(Exercise goal): Everything in the data should be repeated exactly, save for the images.

(Dataset extract):
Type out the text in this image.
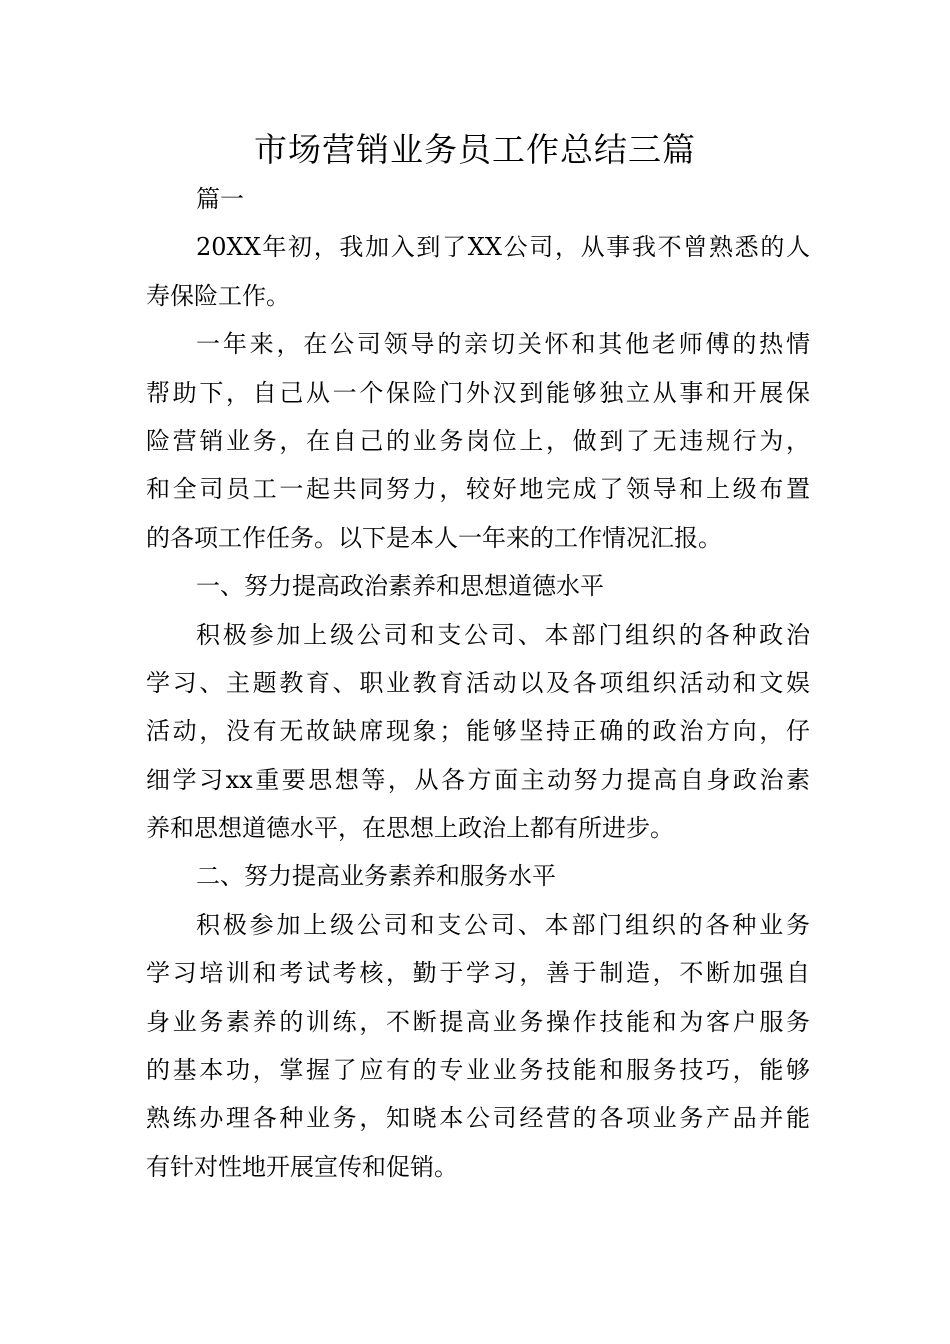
市场营销业务员工作总结三篇
篇一
20XX年初，我加入到了XX公司，从事我不曾熟悉的人
寿保险工作。
一年来，在公司领导的亲切关怀和其他老师傅的热情
帮助下，自己从一个保险门外汉到能够独立从事和开展保
险营销业务，在自己的业务岗位上，做到了无违规行为，
和全司员工一起共同努力，较好地完成了领导和上级布置
的各项工作任务。以下是本人一年来的工作情况汇报。
一、努力提高政治素养和思想道德水平
积极参加上级公司和支公司、本部门组织的各种政治
学习、主题教育、职业教育活动以及各项组织活动和文娱
活动，没有无故缺席现象；能够坚持正确的政治方向，仔
细学习xx重要思想等，从各方面主动努力提高自身政治素
养和思想道德水平，在思想上政治上都有所进步。
二、努力提高业务素养和服务水平
积极参加上级公司和支公司、本部门组织的各种业务
学习培训和考试考核，勤于学习，善于制造，不断加强自
身业务素养的训练，不断提高业务操作技能和为客户服务
的基本功，掌握了应有的专业业务技能和服务技巧，能够
熟练办理各种业务，知晓本公司经营的各项业务产品并能
有针对性地开展宣传和促销。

(Task answer):
Type out the text in this image.
市场营销业务员工作总结三篇
篇一
20XX年初，我加入到了XX公司，从事我不曾熟悉的人
寿保险工作。
一年来，在公司领导的亲切关怀和其他老师傅的热情
帮助下，自己从一个保险门外汉到能够独立从事和开展保
险营销业务，在自己的业务岗位上，做到了无违规行为，
和全司员工一起共同努力，较好地完成了领导和上级布置
的各项工作任务。以下是本人一年来的工作情况汇报。
一、努力提高政治素养和思想道德水平
积极参加上级公司和支公司、本部门组织的各种政治
学习、主题教育、职业教育活动以及各项组织活动和文娱
活动，没有无故缺席现象；能够坚持正确的政治方向，仔
细学习xx重要思想等，从各方面主动努力提高自身政治素
养和思想道德水平，在思想上政治上都有所进步。
二、努力提高业务素养和服务水平
积极参加上级公司和支公司、本部门组织的各种业务
学习培训和考试考核，勤于学习，善于制造，不断加强自
身业务素养的训练，不断提高业务操作技能和为客户服务
的基本功，掌握了应有的专业业务技能和服务技巧，能够
熟练办理各种业务，知晓本公司经营的各项业务产品并能
有针对性地开展宣传和促销。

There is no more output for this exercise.